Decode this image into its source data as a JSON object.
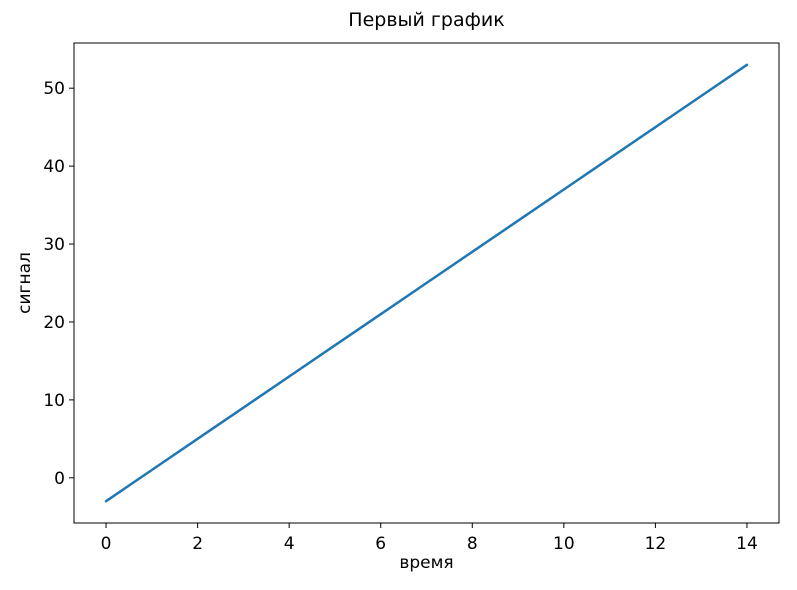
{
  "chart_data": {
    "type": "line",
    "title": "Первый график",
    "xlabel": "время",
    "ylabel": "сигнал",
    "x": [
      0,
      1,
      2,
      3,
      4,
      5,
      6,
      7,
      8,
      9,
      10,
      11,
      12,
      13,
      14
    ],
    "y": [
      -3,
      1,
      5,
      9,
      13,
      17,
      21,
      25,
      29,
      33,
      37,
      41,
      45,
      49,
      53
    ],
    "xlim": [
      -0.7,
      14.7
    ],
    "ylim": [
      -5.8,
      55.8
    ],
    "xticks": [
      0,
      2,
      4,
      6,
      8,
      10,
      12,
      14
    ],
    "yticks": [
      0,
      10,
      20,
      30,
      40,
      50
    ],
    "line_color": "#1f77b4",
    "axis_color": "#000000",
    "background_color": "#ffffff",
    "grid": false,
    "legend": null
  }
}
----------------------------------------
Leave out every picture and copy the rest of the records exactly.

RESULT BELOW>
Decode this image into its source data as a JSON object.
{
  "chart_data": {
    "type": "line",
    "title": "Первый график",
    "xlabel": "время",
    "ylabel": "сигнал",
    "x": [
      0,
      1,
      2,
      3,
      4,
      5,
      6,
      7,
      8,
      9,
      10,
      11,
      12,
      13,
      14
    ],
    "y": [
      -3,
      1,
      5,
      9,
      13,
      17,
      21,
      25,
      29,
      33,
      37,
      41,
      45,
      49,
      53
    ],
    "xlim": [
      -0.7,
      14.7
    ],
    "ylim": [
      -5.8,
      55.8
    ],
    "xticks": [
      0,
      2,
      4,
      6,
      8,
      10,
      12,
      14
    ],
    "yticks": [
      0,
      10,
      20,
      30,
      40,
      50
    ],
    "line_color": "#1f77b4",
    "axis_color": "#000000",
    "background_color": "#ffffff",
    "grid": false,
    "legend": null
  }
}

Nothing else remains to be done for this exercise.